DESCRIPTION OF THE TASK: Render every line of the data below as a JSON list of strings, one string per line, skipping blank lines. Omit the pictures.

··· INPUT FOR THIS TASK

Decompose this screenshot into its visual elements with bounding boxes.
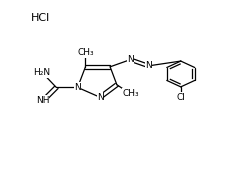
Text: N: N (97, 93, 104, 102)
Text: HCl: HCl (31, 13, 50, 23)
Text: N: N (74, 83, 81, 92)
FancyBboxPatch shape (97, 92, 104, 102)
Text: N: N (127, 55, 134, 64)
FancyBboxPatch shape (123, 88, 138, 99)
Text: CH₃: CH₃ (122, 89, 139, 98)
FancyBboxPatch shape (74, 82, 81, 92)
Text: Cl: Cl (176, 93, 185, 102)
FancyBboxPatch shape (37, 96, 49, 106)
FancyBboxPatch shape (145, 61, 152, 71)
FancyBboxPatch shape (127, 55, 134, 65)
Text: N: N (145, 61, 152, 70)
FancyBboxPatch shape (35, 67, 49, 78)
Text: CH₃: CH₃ (77, 48, 94, 57)
Text: H₂N: H₂N (33, 68, 50, 77)
Text: NH: NH (36, 96, 50, 105)
FancyBboxPatch shape (78, 47, 93, 58)
FancyBboxPatch shape (177, 92, 185, 103)
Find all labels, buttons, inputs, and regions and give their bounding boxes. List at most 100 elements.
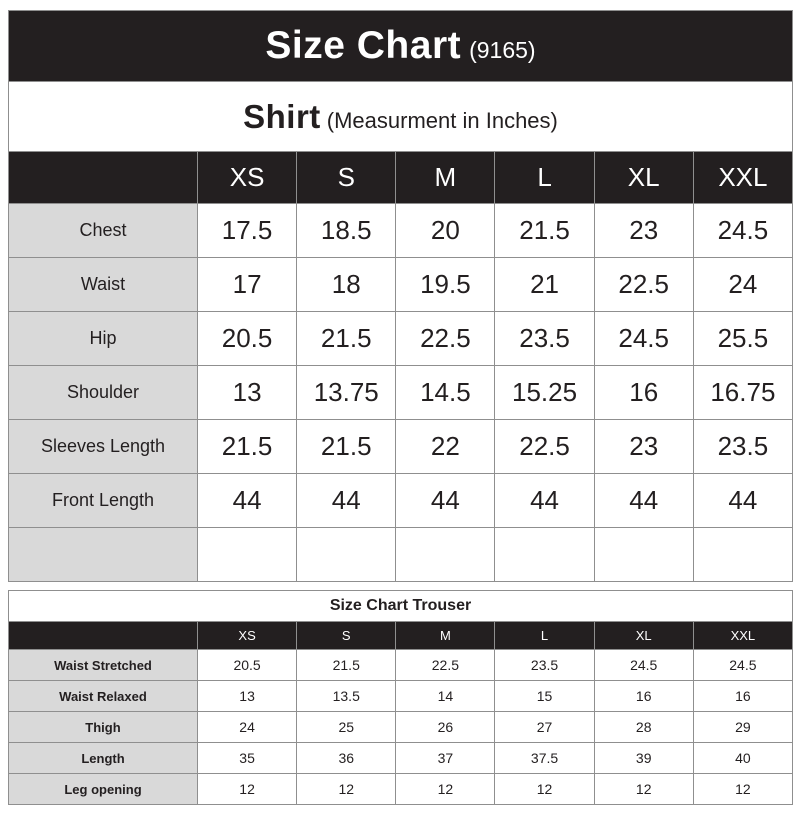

······

FINISHED ANSWER:
[
  "Decompose this screenshot into its visual elements with bounding boxes.",
  "Text: N: N (97, 93, 104, 102)",
  "Text: HCl: HCl (31, 13, 50, 23)",
  "Text: N: N (74, 83, 81, 92)",
  "FancyBboxPatch shape (97, 92, 104, 102)",
  "Text: N: N (127, 55, 134, 64)",
  "FancyBboxPatch shape (123, 88, 138, 99)",
  "Text: CH₃: CH₃ (122, 89, 139, 98)",
  "FancyBboxPatch shape (74, 82, 81, 92)",
  "Text: Cl: Cl (176, 93, 185, 102)",
  "FancyBboxPatch shape (37, 96, 49, 106)",
  "FancyBboxPatch shape (145, 61, 152, 71)",
  "FancyBboxPatch shape (127, 55, 134, 65)",
  "Text: N: N (145, 61, 152, 70)",
  "FancyBboxPatch shape (35, 67, 49, 78)",
  "Text: CH₃: CH₃ (77, 48, 94, 57)",
  "Text: H₂N: H₂N (33, 68, 50, 77)",
  "Text: NH: NH (36, 96, 50, 105)",
  "FancyBboxPatch shape (78, 47, 93, 58)",
  "FancyBboxPatch shape (177, 92, 185, 103)",
  "Find all labels, buttons, inputs, and regions and give their bounding boxes. List at most 100 elements."
]